Task inputs
■ ■ ■ ■

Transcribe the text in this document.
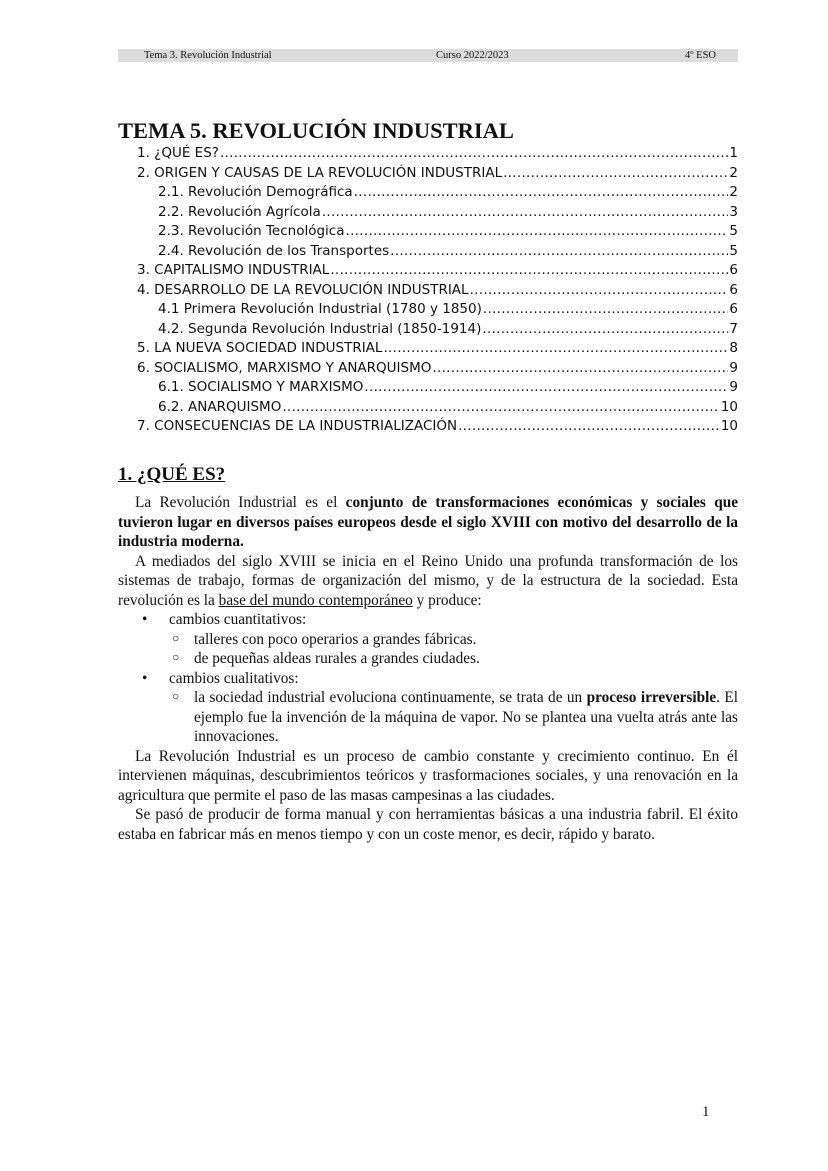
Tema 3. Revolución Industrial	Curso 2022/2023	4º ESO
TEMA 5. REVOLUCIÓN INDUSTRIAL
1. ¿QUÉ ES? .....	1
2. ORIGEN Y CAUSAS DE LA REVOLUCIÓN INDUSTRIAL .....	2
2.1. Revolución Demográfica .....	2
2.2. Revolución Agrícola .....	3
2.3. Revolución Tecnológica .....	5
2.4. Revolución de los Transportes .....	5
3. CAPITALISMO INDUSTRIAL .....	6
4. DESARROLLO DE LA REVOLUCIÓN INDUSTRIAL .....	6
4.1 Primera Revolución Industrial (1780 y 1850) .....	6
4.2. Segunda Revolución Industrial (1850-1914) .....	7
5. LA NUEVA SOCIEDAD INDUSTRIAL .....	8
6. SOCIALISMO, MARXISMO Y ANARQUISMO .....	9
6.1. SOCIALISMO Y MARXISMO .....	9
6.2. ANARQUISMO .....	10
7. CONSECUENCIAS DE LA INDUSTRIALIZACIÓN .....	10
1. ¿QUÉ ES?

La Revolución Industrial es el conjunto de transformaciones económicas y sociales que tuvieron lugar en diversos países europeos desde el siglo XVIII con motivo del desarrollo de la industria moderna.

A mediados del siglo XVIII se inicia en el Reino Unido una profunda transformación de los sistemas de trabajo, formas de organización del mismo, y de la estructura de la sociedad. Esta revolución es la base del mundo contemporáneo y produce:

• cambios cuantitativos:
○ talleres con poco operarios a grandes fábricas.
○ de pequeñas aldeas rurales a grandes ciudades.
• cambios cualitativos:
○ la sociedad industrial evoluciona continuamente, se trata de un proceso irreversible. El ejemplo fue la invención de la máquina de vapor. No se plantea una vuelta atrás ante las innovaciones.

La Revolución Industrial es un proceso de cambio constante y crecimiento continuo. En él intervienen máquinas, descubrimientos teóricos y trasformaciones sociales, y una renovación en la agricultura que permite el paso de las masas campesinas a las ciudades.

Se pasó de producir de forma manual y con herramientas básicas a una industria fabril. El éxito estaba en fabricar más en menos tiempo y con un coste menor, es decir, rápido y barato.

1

■ ■ ■ ■

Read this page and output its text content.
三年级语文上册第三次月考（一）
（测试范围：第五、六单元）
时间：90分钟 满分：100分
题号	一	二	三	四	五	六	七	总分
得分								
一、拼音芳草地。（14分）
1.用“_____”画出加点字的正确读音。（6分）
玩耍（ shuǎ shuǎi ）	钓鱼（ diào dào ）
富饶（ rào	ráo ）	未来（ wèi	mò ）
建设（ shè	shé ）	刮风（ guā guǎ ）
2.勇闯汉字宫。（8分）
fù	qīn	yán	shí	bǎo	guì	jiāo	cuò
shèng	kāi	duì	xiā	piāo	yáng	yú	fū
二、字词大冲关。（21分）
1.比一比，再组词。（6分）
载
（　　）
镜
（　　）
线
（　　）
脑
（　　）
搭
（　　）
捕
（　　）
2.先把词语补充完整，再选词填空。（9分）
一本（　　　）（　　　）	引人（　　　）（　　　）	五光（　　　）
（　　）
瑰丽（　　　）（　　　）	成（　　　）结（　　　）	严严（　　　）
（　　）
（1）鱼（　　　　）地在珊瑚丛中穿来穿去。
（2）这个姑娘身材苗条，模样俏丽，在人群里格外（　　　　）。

■ ■ ■ ■

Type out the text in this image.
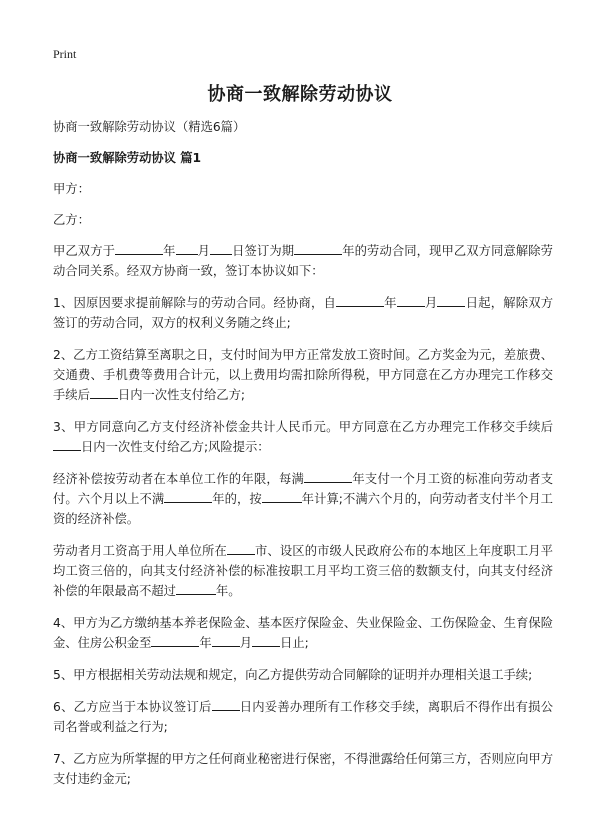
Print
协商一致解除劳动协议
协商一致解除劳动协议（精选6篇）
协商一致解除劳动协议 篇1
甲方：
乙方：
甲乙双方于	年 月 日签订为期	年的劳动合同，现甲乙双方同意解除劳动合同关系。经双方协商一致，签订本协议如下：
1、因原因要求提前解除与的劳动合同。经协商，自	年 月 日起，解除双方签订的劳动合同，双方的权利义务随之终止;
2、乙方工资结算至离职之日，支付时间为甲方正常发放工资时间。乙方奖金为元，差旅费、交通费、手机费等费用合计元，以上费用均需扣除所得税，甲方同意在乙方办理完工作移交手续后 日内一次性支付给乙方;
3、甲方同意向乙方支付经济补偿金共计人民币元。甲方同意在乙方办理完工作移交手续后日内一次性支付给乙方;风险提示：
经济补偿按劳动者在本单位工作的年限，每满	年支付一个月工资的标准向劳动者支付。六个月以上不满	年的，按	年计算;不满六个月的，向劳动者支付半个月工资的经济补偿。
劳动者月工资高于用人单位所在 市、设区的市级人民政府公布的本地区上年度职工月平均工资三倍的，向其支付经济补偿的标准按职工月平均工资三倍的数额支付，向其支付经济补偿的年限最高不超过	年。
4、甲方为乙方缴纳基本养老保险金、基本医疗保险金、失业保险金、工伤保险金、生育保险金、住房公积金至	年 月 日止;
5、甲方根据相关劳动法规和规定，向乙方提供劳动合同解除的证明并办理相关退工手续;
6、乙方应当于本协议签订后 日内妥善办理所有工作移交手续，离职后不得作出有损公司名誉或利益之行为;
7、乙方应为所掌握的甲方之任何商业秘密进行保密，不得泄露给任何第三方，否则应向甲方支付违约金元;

■ ■ ■ ■

Short task
Scan the material above. Extract every line in which the word "MARXISMO" occurs.

Written response
6. SOCIALISMO, MARXISMO Y ANARQUISMO .....	9
6.1. SOCIALISMO Y MARXISMO .....	9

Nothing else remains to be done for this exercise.